— Start of Extract provided —
Source code for ggviews.geoms

"""
Geometric objects (geoms) for ggviews

This module contains all the geom classes that represent different
ways of displaying data (points, lines, bars, etc.)
"""

import holoviews as hv
import pandas as pd
import numpy as np
from typing import Dict, Any, Optional, Union, List
from .core import aes
import warnings


class GeomLayer:
    """Base class for all geom layers"""
    
    def __init__(self, mapping=None, data=None, stat='identity', position='identity', **kwargs):
        self.mapping = mapping
        self.data = data
        self.stat = stat  # Statistical transformation
        self.position = position  # Position adjustment
        self.params = kwargs  # Additional parameters (color, size, alpha, etc.)
        self.geom_type = self.__class__.__name__.lower().replace('geom_', '')
    
    def _add_to_ggplot(self, ggplot_obj):
        """Add this geom to a ggplot object"""
        new_plot = ggplot_obj._copy()
        new_plot.layers.append(self)
        return new_plot
    
    def _get_aesthetic_value(self, aes_name, combined_aes, data, default_value):
        """Get aesthetic value - either mapped from data or constant"""
        if aes_name in combined_aes.mappings:
            col_name = combined_aes.mappings[aes_name]
            if col_name in data.columns:
                return data[col_name]
            else:
                available_cols = list(data.columns)
— End of Extract provided —
— Start of Supplied entries —
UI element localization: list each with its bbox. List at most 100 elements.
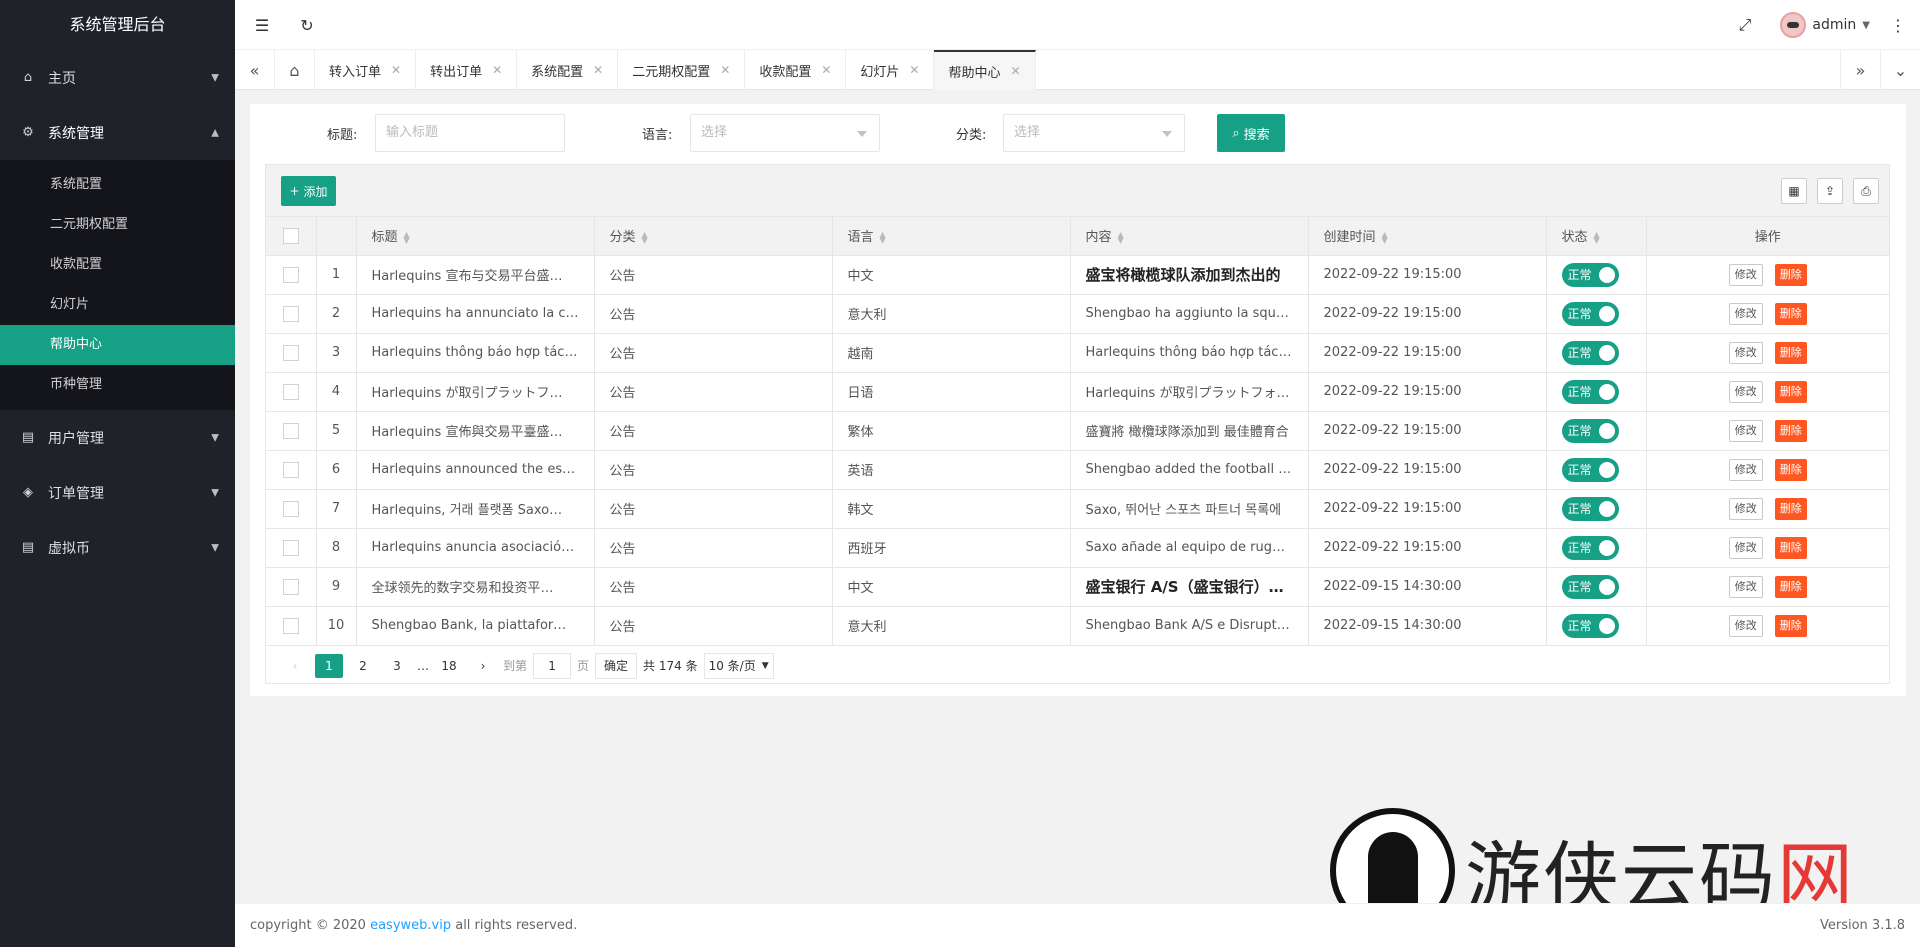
status-toggle[interactable]: 正常 [1561, 457, 1619, 482]
refresh-icon[interactable]: ↻ [297, 15, 317, 35]
edit-button[interactable]: 修改 [1728, 575, 1763, 598]
sort-icon[interactable]: ▲ ▼ [642, 230, 648, 244]
status-toggle[interactable]: 正常 [1561, 613, 1619, 638]
column-header-status[interactable]: 状态 ▲ ▼ [1546, 217, 1647, 256]
close-icon[interactable]: ✕ [720, 63, 730, 77]
close-icon[interactable]: ✕ [1010, 64, 1020, 78]
row-checkbox[interactable] [282, 383, 299, 400]
sidebar-item-home[interactable]: ⌂ 主页 ▼ [0, 50, 235, 105]
select-all-checkbox[interactable] [282, 227, 299, 244]
submenu-item-help-center[interactable]: 帮助中心 [0, 325, 235, 365]
next-page-icon[interactable]: › [469, 654, 497, 678]
status-toggle[interactable]: 正常 [1561, 262, 1619, 287]
row-checkbox[interactable] [282, 539, 299, 556]
sidebar-item-orders[interactable]: ◈ 订单管理 ▼ [0, 465, 235, 520]
close-icon[interactable]: ✕ [391, 63, 401, 77]
edit-button[interactable]: 修改 [1728, 341, 1763, 364]
sidebar-item-system[interactable]: ⚙ 系统管理 ▲ [0, 105, 235, 160]
status-toggle[interactable]: 正常 [1561, 301, 1619, 326]
category-select[interactable]: 选择 [1003, 114, 1185, 152]
submenu-item-system-config[interactable]: 系统配置 [0, 165, 235, 205]
delete-button[interactable]: 删除 [1774, 458, 1807, 481]
status-toggle[interactable]: 正常 [1561, 340, 1619, 365]
menu-toggle-icon[interactable]: ☰ [252, 15, 272, 35]
goto-confirm-button[interactable]: 确定 [595, 652, 638, 679]
delete-button[interactable]: 删除 [1774, 263, 1807, 286]
edit-button[interactable]: 修改 [1728, 614, 1763, 637]
sort-icon[interactable]: ▲ ▼ [1382, 230, 1388, 244]
prev-page-icon[interactable]: ‹ [281, 654, 309, 678]
edit-button[interactable]: 修改 [1728, 497, 1763, 520]
sidebar-item-users[interactable]: ▤ 用户管理 ▼ [0, 410, 235, 465]
submenu-item-payment-config[interactable]: 收款配置 [0, 245, 235, 285]
tab-binary-options[interactable]: 二元期权配置 ✕ [618, 50, 746, 90]
sort-icon[interactable]: ▲ ▼ [880, 230, 886, 244]
tab-slides[interactable]: 幻灯片 ✕ [846, 50, 935, 90]
tabs-scroll-right-icon[interactable]: » [1840, 50, 1880, 90]
row-checkbox[interactable] [282, 305, 299, 322]
delete-button[interactable]: 删除 [1774, 497, 1807, 520]
page-1[interactable]: 1 [315, 653, 343, 678]
close-icon[interactable]: ✕ [492, 63, 502, 77]
close-icon[interactable]: ✕ [593, 63, 603, 77]
column-header-created[interactable]: 创建时间 ▲ ▼ [1308, 217, 1547, 256]
tab-transfer-out[interactable]: 转出订单 ✕ [416, 50, 518, 90]
status-toggle[interactable]: 正常 [1561, 418, 1619, 443]
edit-button[interactable]: 修改 [1728, 458, 1763, 481]
user-menu[interactable]: admin ▼ [1780, 12, 1870, 38]
language-select[interactable]: 选择 [690, 114, 880, 152]
home-tab-icon[interactable]: ⌂ [275, 50, 315, 90]
export-icon[interactable]: ⇪ [1817, 178, 1843, 204]
edit-button[interactable]: 修改 [1728, 380, 1763, 403]
row-checkbox[interactable] [282, 461, 299, 478]
row-checkbox[interactable] [282, 578, 299, 595]
row-checkbox[interactable] [282, 617, 299, 634]
page-size-select[interactable]: 10 条/页 ▼ [703, 652, 774, 679]
submenu-item-slides[interactable]: 幻灯片 [0, 285, 235, 325]
column-header-language[interactable]: 语言 ▲ ▼ [832, 217, 1071, 256]
sort-icon[interactable]: ▲ ▼ [1118, 230, 1124, 244]
delete-button[interactable]: 删除 [1774, 380, 1807, 403]
tab-system-config[interactable]: 系统配置 ✕ [517, 50, 619, 90]
edit-button[interactable]: 修改 [1728, 263, 1763, 286]
status-toggle[interactable]: 正常 [1561, 496, 1619, 521]
sort-icon[interactable]: ▲ ▼ [404, 230, 410, 244]
delete-button[interactable]: 删除 [1774, 419, 1807, 442]
tab-help-center[interactable]: 帮助中心 ✕ [934, 50, 1036, 90]
row-checkbox[interactable] [282, 500, 299, 517]
status-toggle[interactable]: 正常 [1561, 574, 1619, 599]
more-icon[interactable]: ⋮ [1888, 15, 1908, 35]
easyweb-link[interactable]: easyweb.vip [370, 918, 451, 933]
delete-button[interactable]: 删除 [1774, 614, 1807, 637]
submenu-item-binary-options[interactable]: 二元期权配置 [0, 205, 235, 245]
submenu-item-currency[interactable]: 币种管理 [0, 365, 235, 405]
goto-page-input[interactable]: 1 [533, 652, 572, 679]
sort-icon[interactable]: ▲ ▼ [1594, 230, 1600, 244]
edit-button[interactable]: 修改 [1728, 302, 1763, 325]
title-search-input[interactable]: 输入标题 [375, 114, 565, 152]
row-checkbox[interactable] [282, 344, 299, 361]
close-icon[interactable]: ✕ [821, 63, 831, 77]
row-checkbox[interactable] [282, 266, 299, 283]
tab-transfer-in[interactable]: 转入订单 ✕ [315, 50, 417, 90]
page-last[interactable]: 18 [435, 654, 463, 678]
tab-payment-config[interactable]: 收款配置 ✕ [745, 50, 847, 90]
tabs-dropdown-icon[interactable]: ⌄ [1880, 50, 1920, 90]
edit-button[interactable]: 修改 [1728, 419, 1763, 442]
page-2[interactable]: 2 [349, 654, 377, 678]
fullscreen-icon[interactable]: ⤢ [1735, 15, 1755, 35]
sidebar-item-crypto[interactable]: ▤ 虚拟币 ▼ [0, 520, 235, 575]
tabs-scroll-left-icon[interactable]: « [235, 50, 275, 90]
status-toggle[interactable]: 正常 [1561, 535, 1619, 560]
delete-button[interactable]: 删除 [1774, 536, 1807, 559]
search-button[interactable]: ⌕ 搜索 [1217, 114, 1285, 152]
status-toggle[interactable]: 正常 [1561, 379, 1619, 404]
page-3[interactable]: 3 [383, 654, 411, 678]
row-checkbox[interactable] [282, 422, 299, 439]
column-header-title[interactable]: 标题 ▲ ▼ [356, 217, 595, 256]
column-header-category[interactable]: 分类 ▲ ▼ [594, 217, 833, 256]
delete-button[interactable]: 删除 [1774, 575, 1807, 598]
columns-filter-icon[interactable]: ▦ [1781, 178, 1807, 204]
delete-button[interactable]: 删除 [1774, 302, 1807, 325]
print-icon[interactable]: ⎙ [1853, 178, 1879, 204]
— End of Supplied entries —
Give the part of the ggviews geoms source from "Geometric objects (geoms)" to "lines, bars, etc.)" again, substituting "dots" for "points".

• Worked answer:
Geometric objects (geoms) for ggviews

This module contains all the geom classes that represent different
ways of displaying data (dots, lines, bars, etc.)